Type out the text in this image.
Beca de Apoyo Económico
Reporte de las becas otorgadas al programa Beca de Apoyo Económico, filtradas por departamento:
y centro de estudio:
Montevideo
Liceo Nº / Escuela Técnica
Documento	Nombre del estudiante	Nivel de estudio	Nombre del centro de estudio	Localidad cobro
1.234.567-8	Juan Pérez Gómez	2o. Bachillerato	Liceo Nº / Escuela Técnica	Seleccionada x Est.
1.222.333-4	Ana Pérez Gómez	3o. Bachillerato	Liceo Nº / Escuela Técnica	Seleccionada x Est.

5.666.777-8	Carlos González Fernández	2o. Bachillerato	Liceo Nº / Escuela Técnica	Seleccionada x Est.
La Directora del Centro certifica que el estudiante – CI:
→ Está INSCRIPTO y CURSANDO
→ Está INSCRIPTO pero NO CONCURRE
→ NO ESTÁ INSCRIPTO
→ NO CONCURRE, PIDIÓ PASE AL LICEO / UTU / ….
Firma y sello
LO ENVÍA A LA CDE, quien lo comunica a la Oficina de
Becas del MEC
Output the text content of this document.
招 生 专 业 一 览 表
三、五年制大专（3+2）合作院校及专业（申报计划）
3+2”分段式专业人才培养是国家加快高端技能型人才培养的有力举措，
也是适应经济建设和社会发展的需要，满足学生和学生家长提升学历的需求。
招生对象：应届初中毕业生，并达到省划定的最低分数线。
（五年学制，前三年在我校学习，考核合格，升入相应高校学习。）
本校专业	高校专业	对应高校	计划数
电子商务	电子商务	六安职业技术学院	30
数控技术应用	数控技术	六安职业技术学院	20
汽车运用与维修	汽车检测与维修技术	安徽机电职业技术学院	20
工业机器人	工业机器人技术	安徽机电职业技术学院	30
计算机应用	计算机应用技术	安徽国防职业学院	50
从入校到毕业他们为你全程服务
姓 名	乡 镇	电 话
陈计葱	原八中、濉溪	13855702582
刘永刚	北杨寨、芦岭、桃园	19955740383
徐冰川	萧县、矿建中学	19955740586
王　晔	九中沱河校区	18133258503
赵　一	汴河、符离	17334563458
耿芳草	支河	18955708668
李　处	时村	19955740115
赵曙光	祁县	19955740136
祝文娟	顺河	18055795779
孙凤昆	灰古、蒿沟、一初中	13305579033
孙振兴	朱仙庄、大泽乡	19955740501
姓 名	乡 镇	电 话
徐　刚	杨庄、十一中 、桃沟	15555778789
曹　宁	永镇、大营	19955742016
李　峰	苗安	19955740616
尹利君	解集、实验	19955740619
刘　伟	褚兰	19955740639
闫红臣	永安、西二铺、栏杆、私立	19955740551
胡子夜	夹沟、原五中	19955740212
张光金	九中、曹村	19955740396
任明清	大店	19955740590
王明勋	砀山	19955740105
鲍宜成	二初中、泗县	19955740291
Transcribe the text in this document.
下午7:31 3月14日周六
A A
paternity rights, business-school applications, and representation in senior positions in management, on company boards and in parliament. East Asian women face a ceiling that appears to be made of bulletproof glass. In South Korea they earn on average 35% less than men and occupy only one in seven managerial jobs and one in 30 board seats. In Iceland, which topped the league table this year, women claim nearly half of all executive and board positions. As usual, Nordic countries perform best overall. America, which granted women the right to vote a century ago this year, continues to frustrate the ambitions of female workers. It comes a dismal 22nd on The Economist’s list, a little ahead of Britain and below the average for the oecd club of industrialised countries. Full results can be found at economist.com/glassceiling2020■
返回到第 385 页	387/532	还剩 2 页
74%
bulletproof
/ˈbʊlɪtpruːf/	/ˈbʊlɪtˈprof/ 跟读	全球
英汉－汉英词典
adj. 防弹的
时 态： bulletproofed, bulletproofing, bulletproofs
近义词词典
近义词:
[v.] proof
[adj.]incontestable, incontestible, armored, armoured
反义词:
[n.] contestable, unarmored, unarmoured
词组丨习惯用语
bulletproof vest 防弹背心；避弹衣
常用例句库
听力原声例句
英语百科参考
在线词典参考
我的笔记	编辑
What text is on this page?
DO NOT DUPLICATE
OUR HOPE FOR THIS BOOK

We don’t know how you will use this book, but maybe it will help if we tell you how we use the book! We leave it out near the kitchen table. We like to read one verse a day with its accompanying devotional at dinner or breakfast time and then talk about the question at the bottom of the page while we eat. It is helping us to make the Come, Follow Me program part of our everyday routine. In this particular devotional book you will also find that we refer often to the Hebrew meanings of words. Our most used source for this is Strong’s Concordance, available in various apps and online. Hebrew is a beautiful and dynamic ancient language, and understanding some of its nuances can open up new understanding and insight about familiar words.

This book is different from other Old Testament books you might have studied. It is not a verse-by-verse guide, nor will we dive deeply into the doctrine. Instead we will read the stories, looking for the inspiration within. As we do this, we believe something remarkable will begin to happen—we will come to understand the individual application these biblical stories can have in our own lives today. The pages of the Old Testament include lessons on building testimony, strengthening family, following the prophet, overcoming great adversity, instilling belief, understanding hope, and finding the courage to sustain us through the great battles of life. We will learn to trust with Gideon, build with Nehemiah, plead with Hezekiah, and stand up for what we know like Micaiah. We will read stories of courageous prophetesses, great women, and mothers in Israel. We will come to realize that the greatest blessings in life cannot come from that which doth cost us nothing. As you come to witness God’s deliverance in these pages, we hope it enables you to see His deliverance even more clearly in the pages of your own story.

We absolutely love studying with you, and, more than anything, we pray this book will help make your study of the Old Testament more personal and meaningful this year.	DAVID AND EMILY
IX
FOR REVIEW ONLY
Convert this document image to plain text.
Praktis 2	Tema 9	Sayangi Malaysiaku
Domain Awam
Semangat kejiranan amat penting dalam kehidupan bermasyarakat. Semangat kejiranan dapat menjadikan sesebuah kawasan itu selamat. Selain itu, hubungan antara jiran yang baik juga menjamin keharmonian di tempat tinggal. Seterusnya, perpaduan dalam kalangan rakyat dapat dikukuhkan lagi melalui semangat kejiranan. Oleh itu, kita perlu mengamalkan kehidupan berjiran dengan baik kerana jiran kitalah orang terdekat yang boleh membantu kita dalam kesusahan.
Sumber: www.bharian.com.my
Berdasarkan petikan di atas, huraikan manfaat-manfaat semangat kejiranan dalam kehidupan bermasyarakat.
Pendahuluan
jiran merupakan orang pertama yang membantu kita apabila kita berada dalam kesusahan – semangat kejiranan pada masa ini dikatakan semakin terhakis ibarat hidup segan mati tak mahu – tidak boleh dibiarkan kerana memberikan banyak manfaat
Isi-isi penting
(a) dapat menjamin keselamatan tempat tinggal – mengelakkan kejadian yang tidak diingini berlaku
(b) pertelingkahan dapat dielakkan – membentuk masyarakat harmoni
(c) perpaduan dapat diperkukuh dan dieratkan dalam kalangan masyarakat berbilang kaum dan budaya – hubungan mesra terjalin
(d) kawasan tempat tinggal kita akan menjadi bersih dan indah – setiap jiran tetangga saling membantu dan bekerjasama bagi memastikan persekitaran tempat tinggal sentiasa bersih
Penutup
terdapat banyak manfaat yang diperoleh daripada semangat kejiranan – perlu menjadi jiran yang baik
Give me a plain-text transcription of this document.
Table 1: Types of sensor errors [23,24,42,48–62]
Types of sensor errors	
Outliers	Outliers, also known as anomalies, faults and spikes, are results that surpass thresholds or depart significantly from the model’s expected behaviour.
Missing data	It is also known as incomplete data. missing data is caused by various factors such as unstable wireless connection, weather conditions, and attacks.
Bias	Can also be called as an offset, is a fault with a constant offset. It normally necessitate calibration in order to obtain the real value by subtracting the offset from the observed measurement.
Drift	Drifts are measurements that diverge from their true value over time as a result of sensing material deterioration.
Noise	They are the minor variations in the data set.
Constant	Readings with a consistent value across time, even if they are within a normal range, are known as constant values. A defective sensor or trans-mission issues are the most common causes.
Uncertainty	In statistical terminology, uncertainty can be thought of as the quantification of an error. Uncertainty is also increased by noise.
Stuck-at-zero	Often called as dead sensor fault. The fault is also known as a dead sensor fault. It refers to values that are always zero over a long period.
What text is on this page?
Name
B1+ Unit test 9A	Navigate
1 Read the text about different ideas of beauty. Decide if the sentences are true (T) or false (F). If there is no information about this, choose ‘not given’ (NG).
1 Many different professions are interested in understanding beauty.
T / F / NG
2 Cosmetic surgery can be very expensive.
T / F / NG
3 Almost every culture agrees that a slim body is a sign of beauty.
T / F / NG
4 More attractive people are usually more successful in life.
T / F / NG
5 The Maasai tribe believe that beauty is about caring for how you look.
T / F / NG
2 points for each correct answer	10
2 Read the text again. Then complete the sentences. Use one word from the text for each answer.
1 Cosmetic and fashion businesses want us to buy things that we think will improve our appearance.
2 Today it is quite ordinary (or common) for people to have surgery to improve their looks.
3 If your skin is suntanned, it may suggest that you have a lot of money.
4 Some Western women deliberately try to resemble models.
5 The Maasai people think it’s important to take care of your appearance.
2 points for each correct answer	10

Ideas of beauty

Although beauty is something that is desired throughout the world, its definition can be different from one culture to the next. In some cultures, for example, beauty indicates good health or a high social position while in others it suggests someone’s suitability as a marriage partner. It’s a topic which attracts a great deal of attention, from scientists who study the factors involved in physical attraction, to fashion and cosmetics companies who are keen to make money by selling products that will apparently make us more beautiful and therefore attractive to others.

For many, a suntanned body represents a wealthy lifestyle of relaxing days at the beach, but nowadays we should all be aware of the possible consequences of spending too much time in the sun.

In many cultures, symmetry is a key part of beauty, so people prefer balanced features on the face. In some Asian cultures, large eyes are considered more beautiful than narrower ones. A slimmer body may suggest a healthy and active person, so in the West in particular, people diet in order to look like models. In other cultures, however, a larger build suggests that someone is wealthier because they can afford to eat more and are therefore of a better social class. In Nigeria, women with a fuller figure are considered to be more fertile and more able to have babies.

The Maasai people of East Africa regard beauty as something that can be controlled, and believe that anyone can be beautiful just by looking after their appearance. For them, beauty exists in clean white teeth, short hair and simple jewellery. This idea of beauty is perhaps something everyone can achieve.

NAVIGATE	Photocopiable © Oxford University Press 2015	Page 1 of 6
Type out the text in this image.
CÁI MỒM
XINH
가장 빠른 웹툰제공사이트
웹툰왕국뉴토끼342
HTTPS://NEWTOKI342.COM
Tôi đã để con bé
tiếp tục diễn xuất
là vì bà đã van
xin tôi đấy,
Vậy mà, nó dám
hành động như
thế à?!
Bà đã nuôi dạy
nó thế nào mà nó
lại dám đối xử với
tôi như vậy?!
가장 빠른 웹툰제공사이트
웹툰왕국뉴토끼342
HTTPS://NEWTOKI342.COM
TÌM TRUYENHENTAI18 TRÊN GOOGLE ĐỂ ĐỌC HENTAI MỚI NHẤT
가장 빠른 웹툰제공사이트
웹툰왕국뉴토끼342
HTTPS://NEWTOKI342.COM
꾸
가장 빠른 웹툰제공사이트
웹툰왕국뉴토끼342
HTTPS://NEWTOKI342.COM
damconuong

________

List every line above containing the word "estudio".

y centro de estudio:
Documento	Nombre del estudiante	Nivel de estudio	Nombre del centro de estudio	Localidad cobro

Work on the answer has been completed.